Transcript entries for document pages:
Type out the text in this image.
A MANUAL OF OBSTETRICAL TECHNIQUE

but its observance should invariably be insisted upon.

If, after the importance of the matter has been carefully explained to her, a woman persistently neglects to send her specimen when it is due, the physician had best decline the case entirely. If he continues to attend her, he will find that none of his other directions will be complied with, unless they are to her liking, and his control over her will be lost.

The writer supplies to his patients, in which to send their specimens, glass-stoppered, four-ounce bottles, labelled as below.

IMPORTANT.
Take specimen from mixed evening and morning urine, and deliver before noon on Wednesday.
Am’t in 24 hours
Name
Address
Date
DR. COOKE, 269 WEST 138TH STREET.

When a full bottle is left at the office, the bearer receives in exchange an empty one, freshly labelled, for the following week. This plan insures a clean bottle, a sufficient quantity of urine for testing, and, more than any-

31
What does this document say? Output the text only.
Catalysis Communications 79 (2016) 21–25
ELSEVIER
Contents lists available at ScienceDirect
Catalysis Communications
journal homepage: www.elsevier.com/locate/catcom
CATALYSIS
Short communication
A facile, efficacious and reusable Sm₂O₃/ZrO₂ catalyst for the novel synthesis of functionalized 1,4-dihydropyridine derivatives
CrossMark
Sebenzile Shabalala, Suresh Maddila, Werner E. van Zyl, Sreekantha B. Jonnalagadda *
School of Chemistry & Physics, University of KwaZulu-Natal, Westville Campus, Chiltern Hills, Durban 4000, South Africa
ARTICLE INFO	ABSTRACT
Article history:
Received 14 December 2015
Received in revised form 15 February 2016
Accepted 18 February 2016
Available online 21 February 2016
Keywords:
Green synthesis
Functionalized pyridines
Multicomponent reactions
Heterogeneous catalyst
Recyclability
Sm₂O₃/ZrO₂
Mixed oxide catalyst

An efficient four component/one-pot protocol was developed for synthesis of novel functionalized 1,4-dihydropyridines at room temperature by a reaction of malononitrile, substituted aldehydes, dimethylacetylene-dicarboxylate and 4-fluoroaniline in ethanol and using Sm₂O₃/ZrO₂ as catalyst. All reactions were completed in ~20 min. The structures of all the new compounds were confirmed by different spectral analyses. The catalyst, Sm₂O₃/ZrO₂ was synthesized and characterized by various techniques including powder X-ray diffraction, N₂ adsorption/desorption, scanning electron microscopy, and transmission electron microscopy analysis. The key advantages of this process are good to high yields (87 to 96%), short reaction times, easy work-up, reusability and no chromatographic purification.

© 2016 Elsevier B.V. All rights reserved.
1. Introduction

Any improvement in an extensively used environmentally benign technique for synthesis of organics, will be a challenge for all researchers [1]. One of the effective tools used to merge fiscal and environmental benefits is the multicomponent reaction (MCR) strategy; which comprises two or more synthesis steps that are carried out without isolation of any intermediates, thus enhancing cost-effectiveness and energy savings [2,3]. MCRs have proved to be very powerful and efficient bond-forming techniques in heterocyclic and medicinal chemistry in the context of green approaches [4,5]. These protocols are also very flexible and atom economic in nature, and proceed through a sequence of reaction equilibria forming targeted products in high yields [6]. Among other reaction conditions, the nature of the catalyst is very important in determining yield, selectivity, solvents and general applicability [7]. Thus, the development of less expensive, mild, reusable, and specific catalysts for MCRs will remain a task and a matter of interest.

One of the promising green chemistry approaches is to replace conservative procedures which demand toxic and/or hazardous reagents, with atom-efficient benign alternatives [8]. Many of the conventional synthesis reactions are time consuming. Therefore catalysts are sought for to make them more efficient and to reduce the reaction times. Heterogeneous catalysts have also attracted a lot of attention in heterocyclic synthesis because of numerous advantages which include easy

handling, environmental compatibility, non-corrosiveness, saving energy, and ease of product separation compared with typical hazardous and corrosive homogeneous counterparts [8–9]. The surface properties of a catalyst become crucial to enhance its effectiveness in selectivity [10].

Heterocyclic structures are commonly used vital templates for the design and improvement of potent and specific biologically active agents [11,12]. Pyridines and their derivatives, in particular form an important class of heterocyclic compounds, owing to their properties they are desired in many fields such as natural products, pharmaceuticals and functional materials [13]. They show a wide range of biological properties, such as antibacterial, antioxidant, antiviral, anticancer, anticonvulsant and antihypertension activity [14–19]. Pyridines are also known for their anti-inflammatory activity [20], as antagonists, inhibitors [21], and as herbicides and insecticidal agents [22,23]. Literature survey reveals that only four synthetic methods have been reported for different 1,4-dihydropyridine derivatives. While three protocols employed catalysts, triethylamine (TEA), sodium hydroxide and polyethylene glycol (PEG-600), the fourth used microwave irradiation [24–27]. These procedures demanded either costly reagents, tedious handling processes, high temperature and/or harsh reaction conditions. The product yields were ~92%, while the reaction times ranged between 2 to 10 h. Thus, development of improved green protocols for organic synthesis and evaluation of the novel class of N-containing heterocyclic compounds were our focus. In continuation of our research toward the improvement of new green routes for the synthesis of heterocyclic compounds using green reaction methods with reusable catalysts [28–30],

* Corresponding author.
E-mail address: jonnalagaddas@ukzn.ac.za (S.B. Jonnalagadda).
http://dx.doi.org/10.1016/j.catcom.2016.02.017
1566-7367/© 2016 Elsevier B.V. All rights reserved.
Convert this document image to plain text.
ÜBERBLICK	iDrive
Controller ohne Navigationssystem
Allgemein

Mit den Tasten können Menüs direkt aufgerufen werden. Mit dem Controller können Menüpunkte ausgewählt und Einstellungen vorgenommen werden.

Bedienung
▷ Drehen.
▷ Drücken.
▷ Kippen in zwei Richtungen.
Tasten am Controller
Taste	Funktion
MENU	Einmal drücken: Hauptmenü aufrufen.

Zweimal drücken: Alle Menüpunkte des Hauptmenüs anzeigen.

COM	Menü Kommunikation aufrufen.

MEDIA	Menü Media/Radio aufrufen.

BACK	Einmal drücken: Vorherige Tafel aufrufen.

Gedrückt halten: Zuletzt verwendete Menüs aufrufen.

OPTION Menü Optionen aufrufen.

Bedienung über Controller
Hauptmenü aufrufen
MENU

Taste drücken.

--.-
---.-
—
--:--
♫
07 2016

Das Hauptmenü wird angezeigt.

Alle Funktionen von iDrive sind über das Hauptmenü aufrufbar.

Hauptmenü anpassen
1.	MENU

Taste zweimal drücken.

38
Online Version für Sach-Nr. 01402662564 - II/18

Task objective:
Exactly as shown above, return every record.

Response area:
Type out the text in this image.
A MANUAL OF OBSTETRICAL TECHNIQUE

but its observance should invariably be insisted upon.

If, after the importance of the matter has been carefully explained to her, a woman persistently neglects to send her specimen when it is due, the physician had best decline the case entirely. If he continues to attend her, he will find that none of his other directions will be complied with, unless they are to her liking, and his control over her will be lost.

The writer supplies to his patients, in which to send their specimens, glass-stoppered, four-ounce bottles, labelled as below.

IMPORTANT.
Take specimen from mixed evening and morning urine, and deliver before noon on Wednesday.
Am’t in 24 hours
Name
Address
Date
DR. COOKE, 269 WEST 138TH STREET.

When a full bottle is left at the office, the bearer receives in exchange an empty one, freshly labelled, for the following week. This plan insures a clean bottle, a sufficient quantity of urine for testing, and, more than any-

31
What does this document say? Output the text only.
Catalysis Communications 79 (2016) 21–25
ELSEVIER
Contents lists available at ScienceDirect
Catalysis Communications
journal homepage: www.elsevier.com/locate/catcom
CATALYSIS
Short communication
A facile, efficacious and reusable Sm₂O₃/ZrO₂ catalyst for the novel synthesis of functionalized 1,4-dihydropyridine derivatives
CrossMark
Sebenzile Shabalala, Suresh Maddila, Werner E. van Zyl, Sreekantha B. Jonnalagadda *
School of Chemistry & Physics, University of KwaZulu-Natal, Westville Campus, Chiltern Hills, Durban 4000, South Africa
ARTICLE INFO	ABSTRACT
Article history:
Received 14 December 2015
Received in revised form 15 February 2016
Accepted 18 February 2016
Available online 21 February 2016
Keywords:
Green synthesis
Functionalized pyridines
Multicomponent reactions
Heterogeneous catalyst
Recyclability
Sm₂O₃/ZrO₂
Mixed oxide catalyst

An efficient four component/one-pot protocol was developed for synthesis of novel functionalized 1,4-dihydropyridines at room temperature by a reaction of malononitrile, substituted aldehydes, dimethylacetylene-dicarboxylate and 4-fluoroaniline in ethanol and using Sm₂O₃/ZrO₂ as catalyst. All reactions were completed in ~20 min. The structures of all the new compounds were confirmed by different spectral analyses. The catalyst, Sm₂O₃/ZrO₂ was synthesized and characterized by various techniques including powder X-ray diffraction, N₂ adsorption/desorption, scanning electron microscopy, and transmission electron microscopy analysis. The key advantages of this process are good to high yields (87 to 96%), short reaction times, easy work-up, reusability and no chromatographic purification.

© 2016 Elsevier B.V. All rights reserved.
1. Introduction

Any improvement in an extensively used environmentally benign technique for synthesis of organics, will be a challenge for all researchers [1]. One of the effective tools used to merge fiscal and environmental benefits is the multicomponent reaction (MCR) strategy; which comprises two or more synthesis steps that are carried out without isolation of any intermediates, thus enhancing cost-effectiveness and energy savings [2,3]. MCRs have proved to be very powerful and efficient bond-forming techniques in heterocyclic and medicinal chemistry in the context of green approaches [4,5]. These protocols are also very flexible and atom economic in nature, and proceed through a sequence of reaction equilibria forming targeted products in high yields [6]. Among other reaction conditions, the nature of the catalyst is very important in determining yield, selectivity, solvents and general applicability [7]. Thus, the development of less expensive, mild, reusable, and specific catalysts for MCRs will remain a task and a matter of interest.

One of the promising green chemistry approaches is to replace conservative procedures which demand toxic and/or hazardous reagents, with atom-efficient benign alternatives [8]. Many of the conventional synthesis reactions are time consuming. Therefore catalysts are sought for to make them more efficient and to reduce the reaction times. Heterogeneous catalysts have also attracted a lot of attention in heterocyclic synthesis because of numerous advantages which include easy

handling, environmental compatibility, non-corrosiveness, saving energy, and ease of product separation compared with typical hazardous and corrosive homogeneous counterparts [8–9]. The surface properties of a catalyst become crucial to enhance its effectiveness in selectivity [10].

Heterocyclic structures are commonly used vital templates for the design and improvement of potent and specific biologically active agents [11,12]. Pyridines and their derivatives, in particular form an important class of heterocyclic compounds, owing to their properties they are desired in many fields such as natural products, pharmaceuticals and functional materials [13]. They show a wide range of biological properties, such as antibacterial, antioxidant, antiviral, anticancer, anticonvulsant and antihypertension activity [14–19]. Pyridines are also known for their anti-inflammatory activity [20], as antagonists, inhibitors [21], and as herbicides and insecticidal agents [22,23]. Literature survey reveals that only four synthetic methods have been reported for different 1,4-dihydropyridine derivatives. While three protocols employed catalysts, triethylamine (TEA), sodium hydroxide and polyethylene glycol (PEG-600), the fourth used microwave irradiation [24–27]. These procedures demanded either costly reagents, tedious handling processes, high temperature and/or harsh reaction conditions. The product yields were ~92%, while the reaction times ranged between 2 to 10 h. Thus, development of improved green protocols for organic synthesis and evaluation of the novel class of N-containing heterocyclic compounds were our focus. In continuation of our research toward the improvement of new green routes for the synthesis of heterocyclic compounds using green reaction methods with reusable catalysts [28–30],

* Corresponding author.
E-mail address: jonnalagaddas@ukzn.ac.za (S.B. Jonnalagadda).
http://dx.doi.org/10.1016/j.catcom.2016.02.017
1566-7367/© 2016 Elsevier B.V. All rights reserved.
Convert this document image to plain text.
ÜBERBLICK	iDrive
Controller ohne Navigationssystem
Allgemein

Mit den Tasten können Menüs direkt aufgerufen werden. Mit dem Controller können Menüpunkte ausgewählt und Einstellungen vorgenommen werden.

Bedienung
▷ Drehen.
▷ Drücken.
▷ Kippen in zwei Richtungen.
Tasten am Controller
Taste	Funktion
MENU	Einmal drücken: Hauptmenü aufrufen.

Zweimal drücken: Alle Menüpunkte des Hauptmenüs anzeigen.

COM	Menü Kommunikation aufrufen.

MEDIA	Menü Media/Radio aufrufen.

BACK	Einmal drücken: Vorherige Tafel aufrufen.

Gedrückt halten: Zuletzt verwendete Menüs aufrufen.

OPTION Menü Optionen aufrufen.

Bedienung über Controller
Hauptmenü aufrufen
MENU

Taste drücken.

--.-
---.-
—
--:--
♫
07 2016

Das Hauptmenü wird angezeigt.

Alle Funktionen von iDrive sind über das Hauptmenü aufrufbar.

Hauptmenü anpassen
1.	MENU

Taste zweimal drücken.

38
Online Version für Sach-Nr. 01402662564 - II/18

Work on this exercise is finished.